*Data rows*.
- - - - - - -
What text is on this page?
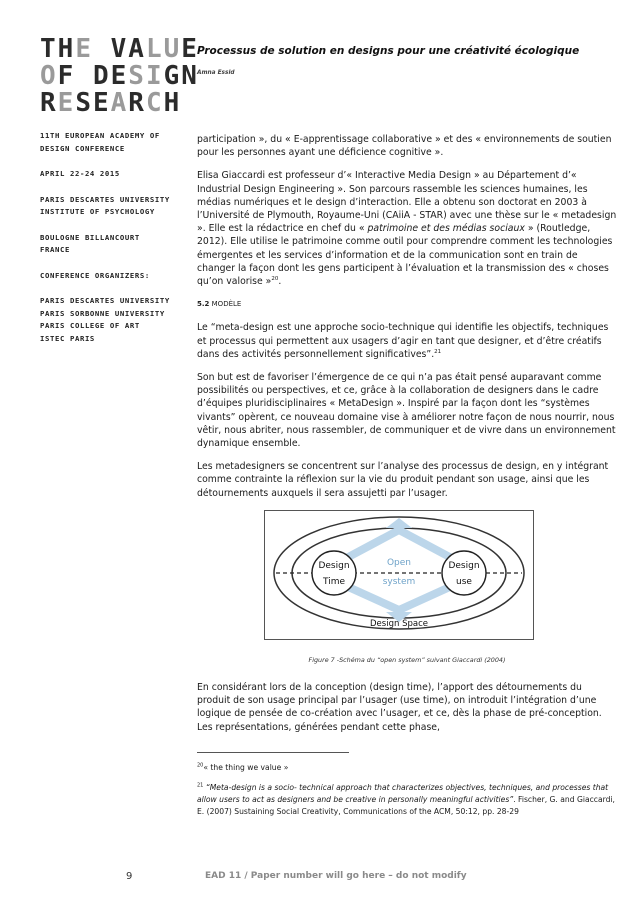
THE VALUE
OF DESIGN
RESEARCH
11TH EUROPEAN ACADEMY OF
DESIGN CONFERENCE
APRIL 22-24 2015
PARIS DESCARTES UNIVERSITY
INSTITUTE OF PSYCHOLOGY
BOULOGNE BILLANCOURT
FRANCE
CONFERENCE ORGANIZERS:
PARIS DESCARTES UNIVERSITY
PARIS SORBONNE UNIVERSITY
PARIS COLLEGE OF ART
ISTEC PARIS
Processus de solution en designs pour une créativité écologique
Amna Essid

participation », du « E-apprentissage collaborative » et des « environnements de soutien pour les personnes ayant une déficience cognitive ».

Elisa Giaccardi est professeur d’« Interactive Media Design » au Département d’« Industrial Design Engineering ». Son parcours rassemble les sciences humaines, les médias numériques et le design d’interaction. Elle a obtenu son doctorat en 2003 à l’Université de Plymouth, Royaume-Uni (CAiiA - STAR) avec une thèse sur le « metadesign ». Elle est la rédactrice en chef du « patrimoine et des médias sociaux » (Routledge, 2012). Elle utilise le patrimoine comme outil pour comprendre comment les technologies émergentes et les services d’information et de la communication sont en train de changer la façon dont les gens participent à l’évaluation et la transmission des « choses qu’on valorise »$^{20}$.

5.2 MODÈLE

Le “meta-design est une approche socio-technique qui identifie les objectifs, techniques et processus qui permettent aux usagers d’agir en tant que designer, et d’être créatifs dans des activités personnellement significatives”.$^{21}$

Son but est de favoriser l’émergence de ce qui n’a pas était pensé auparavant comme possibilités ou perspectives, et ce, grâce à la collaboration de designers dans le cadre d’équipes pluridisciplinaires « MetaDesign ». Inspiré par la façon dont les “systèmes vivants” opèrent, ce nouveau domaine vise à améliorer notre façon de nous nourrir, nous vêtir, nous abriter, nous rassembler, de communiquer et de vivre dans un environnement dynamique ensemble.

Les metadesigners se concentrent sur l’analyse des processus de design, en y intégrant comme contrainte la réflexion sur la vie du produit pendant son usage, ainsi que les détournements auxquels il sera assujetti par l’usager.

Design
Time
Open
system
Design
use
Design Space
Figure 7 -Schéma du “open system” suivant Giaccardi (2004)

En considérant lors de la conception (design time), l’apport des détournements du produit de son usage principal par l’usager (use time), on introduit l’intégration d’une logique de pensée de co-création avec l’usager, et ce, dès la phase de pré-conception. Les représentations, générées pendant cette phase,

$^{20}$« the thing we value »

$^{21}$ “Meta-design is a socio- technical approach that characterizes objectives, techniques, and processes that allow users to act as designers and be creative in personally meaningful activities”. Fischer, G. and Giaccardi, E. (2007) Sustaining Social Creativity, Communications of the ACM, 50:12, pp. 28-29

9	EAD 11 / Paper number will go here – do not modify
- - - - - - -
*Exercise*. All records above are to be printed exactly, minus the pictures they contain.

*The solution*.
What text is on this page?
THE VALUE
OF DESIGN
RESEARCH
11TH EUROPEAN ACADEMY OF
DESIGN CONFERENCE
APRIL 22-24 2015
PARIS DESCARTES UNIVERSITY
INSTITUTE OF PSYCHOLOGY
BOULOGNE BILLANCOURT
FRANCE
CONFERENCE ORGANIZERS:
PARIS DESCARTES UNIVERSITY
PARIS SORBONNE UNIVERSITY
PARIS COLLEGE OF ART
ISTEC PARIS
Processus de solution en designs pour une créativité écologique
Amna Essid

participation », du « E-apprentissage collaborative » et des « environnements de soutien pour les personnes ayant une déficience cognitive ».

Elisa Giaccardi est professeur d’« Interactive Media Design » au Département d’« Industrial Design Engineering ». Son parcours rassemble les sciences humaines, les médias numériques et le design d’interaction. Elle a obtenu son doctorat en 2003 à l’Université de Plymouth, Royaume-Uni (CAiiA - STAR) avec une thèse sur le « metadesign ». Elle est la rédactrice en chef du « patrimoine et des médias sociaux » (Routledge, 2012). Elle utilise le patrimoine comme outil pour comprendre comment les technologies émergentes et les services d’information et de la communication sont en train de changer la façon dont les gens participent à l’évaluation et la transmission des « choses qu’on valorise »$^{20}$.

5.2 MODÈLE

Le “meta-design est une approche socio-technique qui identifie les objectifs, techniques et processus qui permettent aux usagers d’agir en tant que designer, et d’être créatifs dans des activités personnellement significatives”.$^{21}$

Son but est de favoriser l’émergence de ce qui n’a pas était pensé auparavant comme possibilités ou perspectives, et ce, grâce à la collaboration de designers dans le cadre d’équipes pluridisciplinaires « MetaDesign ». Inspiré par la façon dont les “systèmes vivants” opèrent, ce nouveau domaine vise à améliorer notre façon de nous nourrir, nous vêtir, nous abriter, nous rassembler, de communiquer et de vivre dans un environnement dynamique ensemble.

Les metadesigners se concentrent sur l’analyse des processus de design, en y intégrant comme contrainte la réflexion sur la vie du produit pendant son usage, ainsi que les détournements auxquels il sera assujetti par l’usager.

Design
Time
Open
system
Design
use
Design Space
Figure 7 -Schéma du “open system” suivant Giaccardi (2004)

En considérant lors de la conception (design time), l’apport des détournements du produit de son usage principal par l’usager (use time), on introduit l’intégration d’une logique de pensée de co-création avec l’usager, et ce, dès la phase de pré-conception. Les représentations, générées pendant cette phase,

$^{20}$« the thing we value »

$^{21}$ “Meta-design is a socio- technical approach that characterizes objectives, techniques, and processes that allow users to act as designers and be creative in personally meaningful activities”. Fischer, G. and Giaccardi, E. (2007) Sustaining Social Creativity, Communications of the ACM, 50:12, pp. 28-29

9	EAD 11 / Paper number will go here – do not modify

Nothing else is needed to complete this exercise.